| Work required |
Looking at the entries below, state how many lines contain the word "name". Give the number alone.

Figure record extracts:
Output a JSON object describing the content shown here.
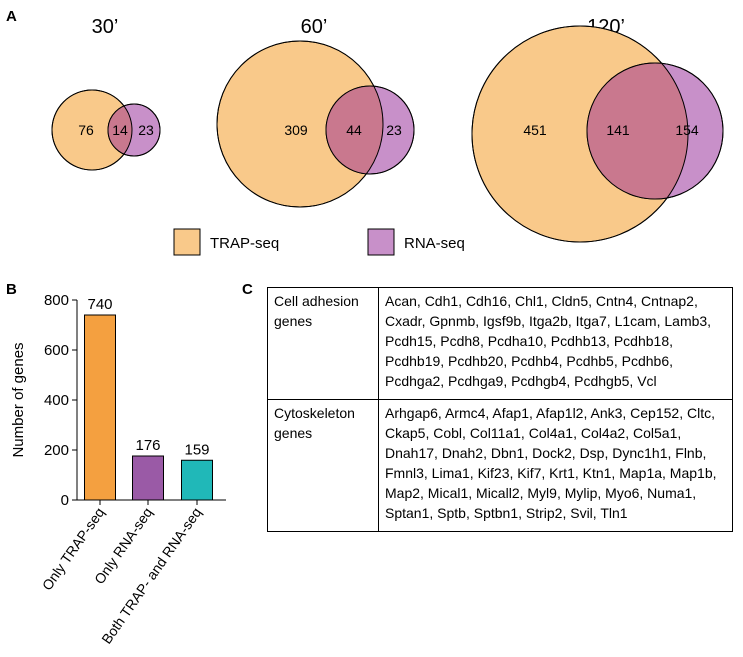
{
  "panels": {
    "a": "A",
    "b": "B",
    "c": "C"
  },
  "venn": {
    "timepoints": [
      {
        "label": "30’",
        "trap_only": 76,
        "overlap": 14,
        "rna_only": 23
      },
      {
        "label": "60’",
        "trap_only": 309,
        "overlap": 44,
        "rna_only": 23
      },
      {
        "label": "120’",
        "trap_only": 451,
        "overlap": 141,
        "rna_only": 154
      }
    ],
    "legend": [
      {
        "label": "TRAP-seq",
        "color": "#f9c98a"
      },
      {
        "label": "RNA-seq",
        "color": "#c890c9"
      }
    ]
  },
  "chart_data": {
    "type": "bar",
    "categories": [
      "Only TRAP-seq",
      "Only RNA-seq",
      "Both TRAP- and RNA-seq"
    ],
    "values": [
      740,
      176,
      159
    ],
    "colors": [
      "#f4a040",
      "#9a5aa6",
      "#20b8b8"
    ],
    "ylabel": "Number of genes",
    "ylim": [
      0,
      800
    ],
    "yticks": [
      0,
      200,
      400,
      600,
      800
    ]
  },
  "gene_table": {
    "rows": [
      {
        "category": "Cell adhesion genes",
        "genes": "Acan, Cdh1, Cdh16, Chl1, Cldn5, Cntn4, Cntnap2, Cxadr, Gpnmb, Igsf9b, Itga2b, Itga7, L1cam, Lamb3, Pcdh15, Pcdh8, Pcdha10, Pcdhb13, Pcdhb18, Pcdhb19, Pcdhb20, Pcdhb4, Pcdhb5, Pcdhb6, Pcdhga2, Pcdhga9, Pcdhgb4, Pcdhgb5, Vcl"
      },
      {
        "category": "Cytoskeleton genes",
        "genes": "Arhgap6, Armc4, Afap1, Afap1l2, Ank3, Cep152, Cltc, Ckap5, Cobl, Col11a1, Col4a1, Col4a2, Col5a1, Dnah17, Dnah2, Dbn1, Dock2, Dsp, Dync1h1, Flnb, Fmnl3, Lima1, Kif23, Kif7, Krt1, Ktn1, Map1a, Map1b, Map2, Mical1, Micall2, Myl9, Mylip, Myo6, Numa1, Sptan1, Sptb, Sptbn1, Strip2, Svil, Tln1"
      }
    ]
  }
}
---
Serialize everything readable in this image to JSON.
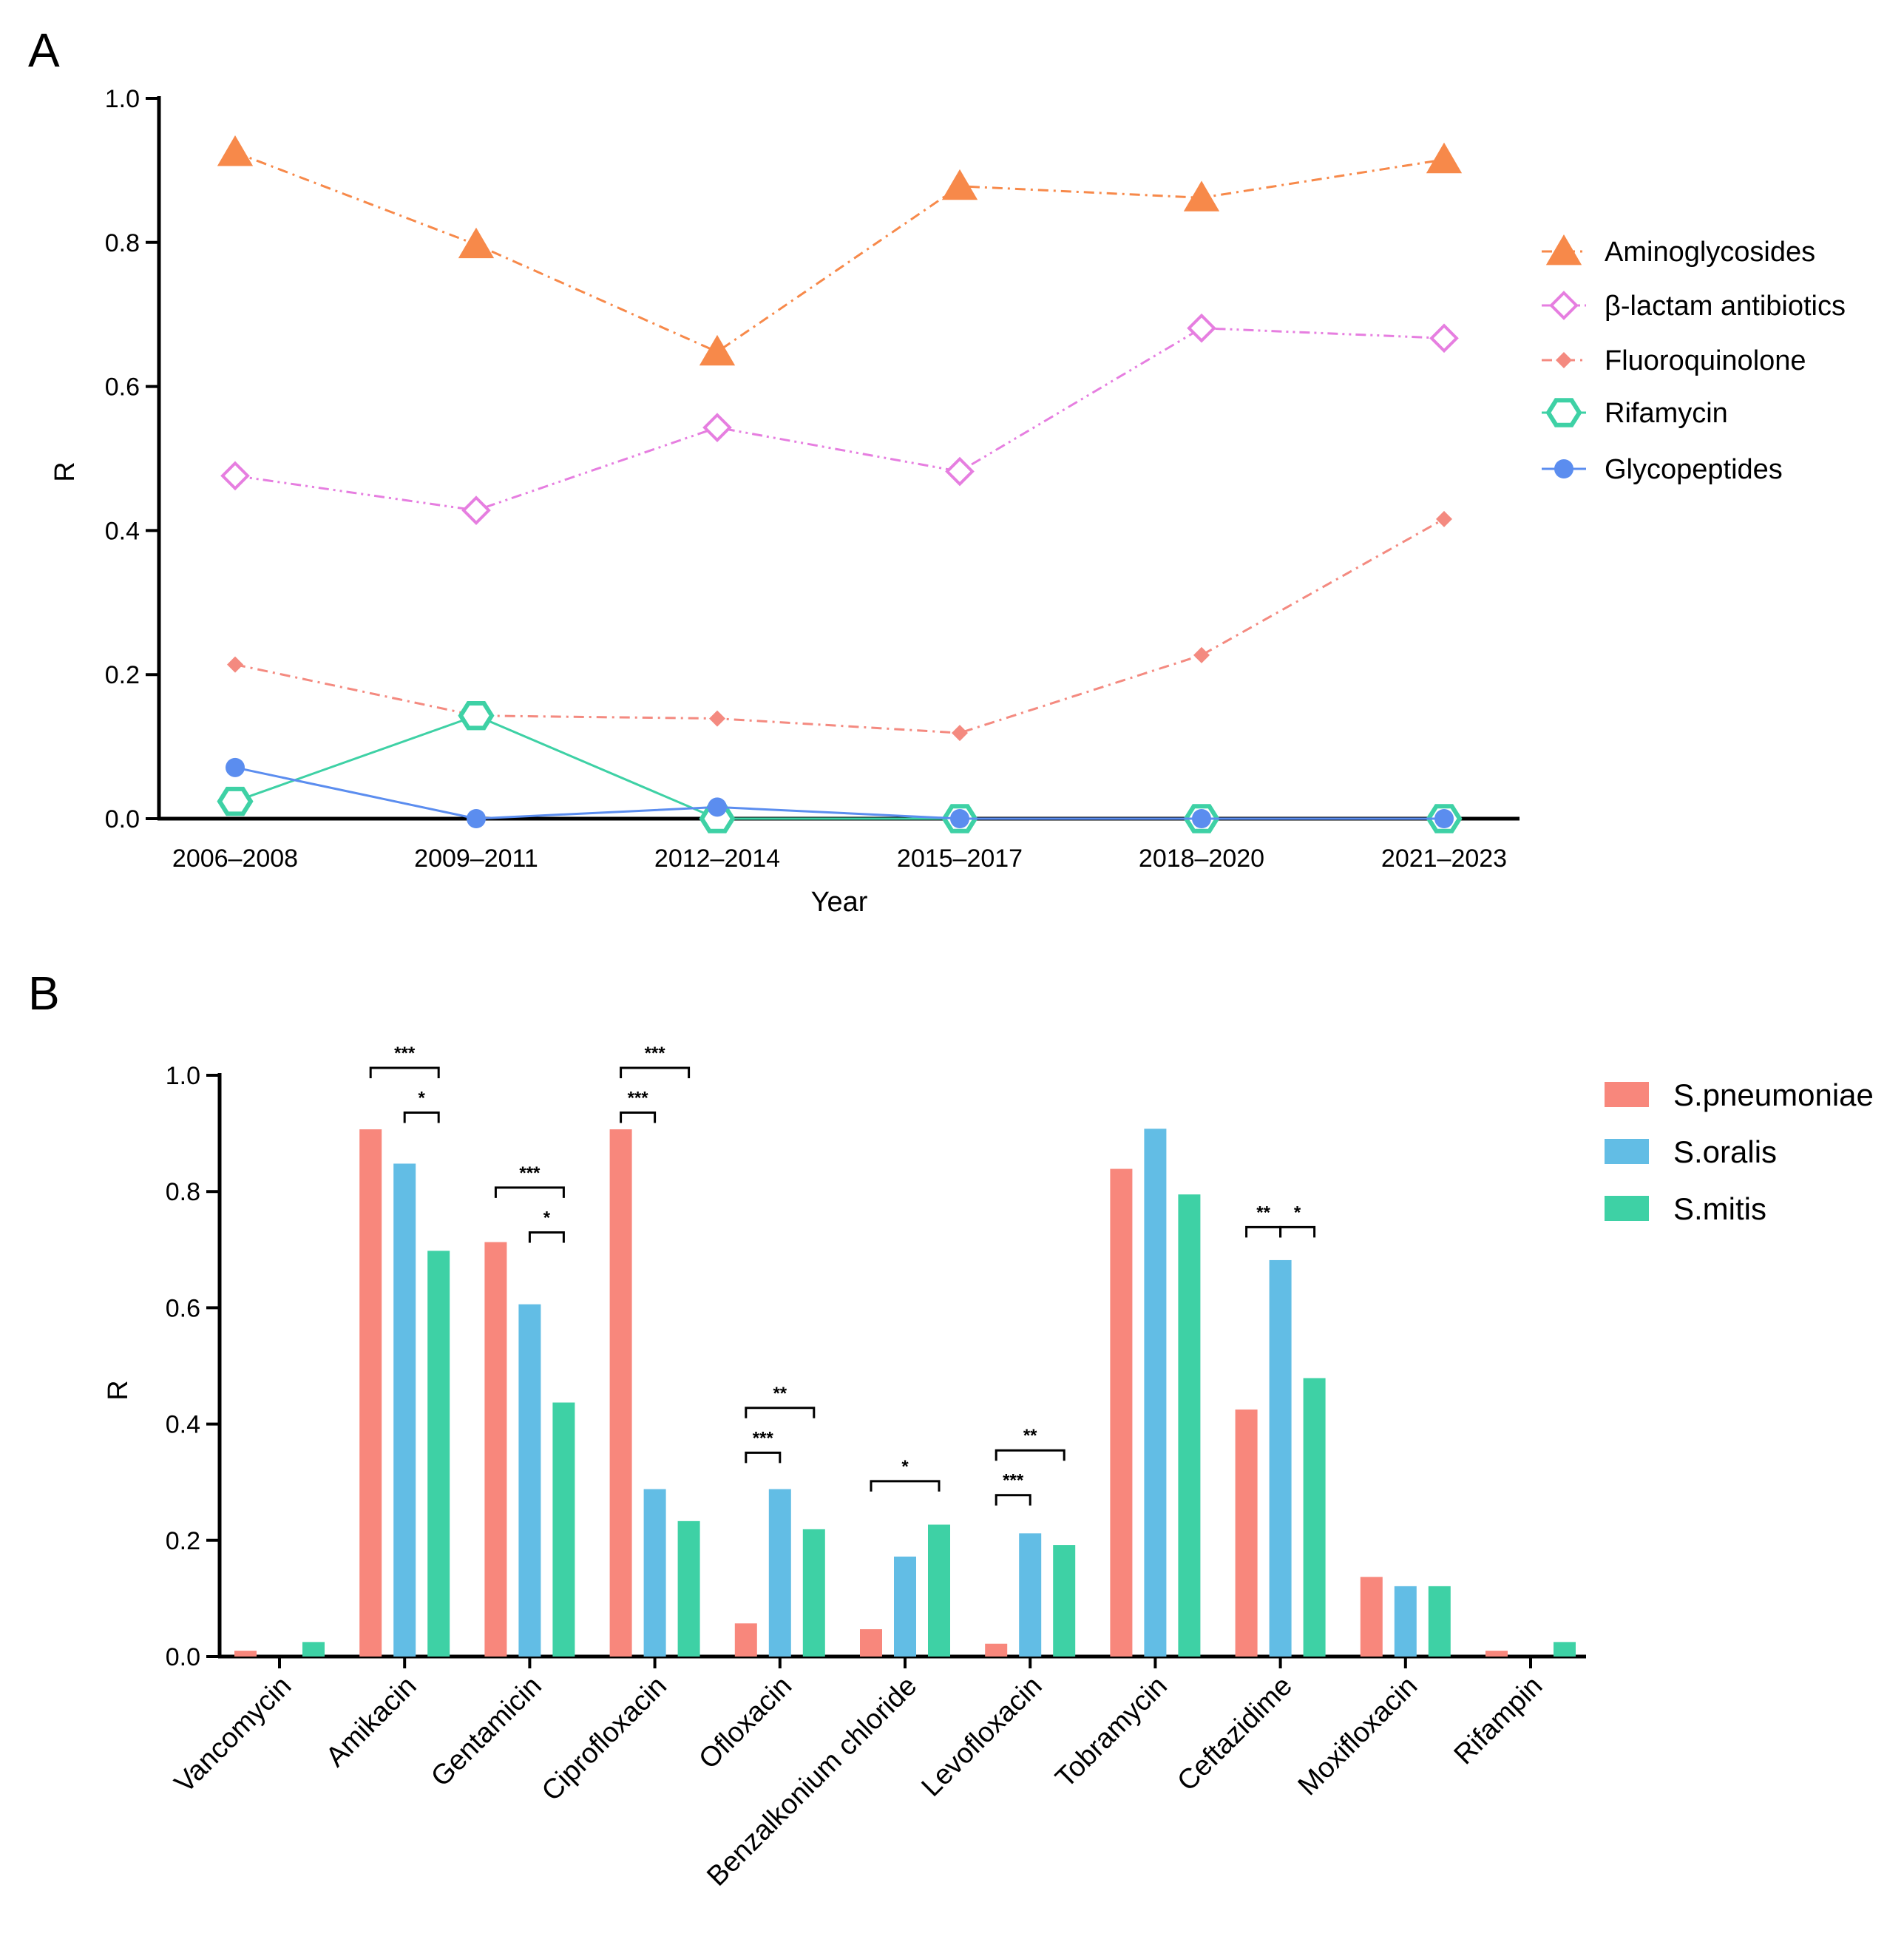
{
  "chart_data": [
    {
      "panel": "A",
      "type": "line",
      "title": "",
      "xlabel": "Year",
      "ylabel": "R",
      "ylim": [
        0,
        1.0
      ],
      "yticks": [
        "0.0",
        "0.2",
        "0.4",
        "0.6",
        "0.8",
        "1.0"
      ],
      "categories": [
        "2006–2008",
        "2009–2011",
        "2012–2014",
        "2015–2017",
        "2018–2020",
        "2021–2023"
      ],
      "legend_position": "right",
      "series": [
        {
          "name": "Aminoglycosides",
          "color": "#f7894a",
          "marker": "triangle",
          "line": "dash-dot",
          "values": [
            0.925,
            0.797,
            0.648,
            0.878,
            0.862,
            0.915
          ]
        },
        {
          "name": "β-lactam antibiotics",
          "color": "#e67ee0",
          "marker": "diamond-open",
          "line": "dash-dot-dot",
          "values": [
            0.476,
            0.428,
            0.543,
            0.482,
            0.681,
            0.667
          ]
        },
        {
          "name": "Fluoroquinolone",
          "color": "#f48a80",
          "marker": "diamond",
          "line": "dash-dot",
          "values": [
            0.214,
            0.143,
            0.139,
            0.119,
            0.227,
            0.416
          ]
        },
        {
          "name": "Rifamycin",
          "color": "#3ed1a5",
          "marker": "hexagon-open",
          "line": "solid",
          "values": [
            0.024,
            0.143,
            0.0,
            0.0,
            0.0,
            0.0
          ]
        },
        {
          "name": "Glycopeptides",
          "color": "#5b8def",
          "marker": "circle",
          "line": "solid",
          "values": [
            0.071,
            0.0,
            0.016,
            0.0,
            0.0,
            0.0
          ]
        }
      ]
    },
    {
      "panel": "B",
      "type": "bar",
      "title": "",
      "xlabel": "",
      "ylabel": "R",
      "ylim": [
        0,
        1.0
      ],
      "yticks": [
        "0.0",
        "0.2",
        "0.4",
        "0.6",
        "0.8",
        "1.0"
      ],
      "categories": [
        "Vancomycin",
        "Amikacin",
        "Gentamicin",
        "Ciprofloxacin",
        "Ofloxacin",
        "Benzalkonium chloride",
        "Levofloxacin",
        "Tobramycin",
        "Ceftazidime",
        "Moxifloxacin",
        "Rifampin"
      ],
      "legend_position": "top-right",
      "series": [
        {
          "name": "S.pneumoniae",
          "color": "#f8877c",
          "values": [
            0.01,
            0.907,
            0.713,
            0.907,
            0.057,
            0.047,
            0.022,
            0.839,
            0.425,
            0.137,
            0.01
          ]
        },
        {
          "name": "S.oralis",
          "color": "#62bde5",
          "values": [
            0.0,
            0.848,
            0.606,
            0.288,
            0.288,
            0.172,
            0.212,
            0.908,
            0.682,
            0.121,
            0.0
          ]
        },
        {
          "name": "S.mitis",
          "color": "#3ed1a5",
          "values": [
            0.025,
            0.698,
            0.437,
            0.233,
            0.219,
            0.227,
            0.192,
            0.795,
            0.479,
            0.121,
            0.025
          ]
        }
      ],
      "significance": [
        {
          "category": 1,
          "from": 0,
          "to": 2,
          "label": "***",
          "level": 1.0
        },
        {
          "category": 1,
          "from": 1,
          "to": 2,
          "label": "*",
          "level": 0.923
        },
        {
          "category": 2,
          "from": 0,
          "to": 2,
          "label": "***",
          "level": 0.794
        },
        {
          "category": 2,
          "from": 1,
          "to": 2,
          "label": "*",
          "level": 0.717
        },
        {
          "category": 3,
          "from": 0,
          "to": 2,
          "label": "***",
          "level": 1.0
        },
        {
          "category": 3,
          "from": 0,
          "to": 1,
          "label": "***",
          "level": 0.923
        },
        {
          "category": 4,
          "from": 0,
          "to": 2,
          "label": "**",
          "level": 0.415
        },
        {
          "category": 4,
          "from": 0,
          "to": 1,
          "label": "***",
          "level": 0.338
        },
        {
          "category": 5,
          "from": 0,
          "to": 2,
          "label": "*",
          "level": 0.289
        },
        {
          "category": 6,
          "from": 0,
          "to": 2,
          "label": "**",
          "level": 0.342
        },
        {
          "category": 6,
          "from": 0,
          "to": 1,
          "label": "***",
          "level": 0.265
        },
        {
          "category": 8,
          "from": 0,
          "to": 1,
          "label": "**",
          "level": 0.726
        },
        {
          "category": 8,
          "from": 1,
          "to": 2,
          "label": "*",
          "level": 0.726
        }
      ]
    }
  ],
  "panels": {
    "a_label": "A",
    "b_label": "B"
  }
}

| Written reply |
8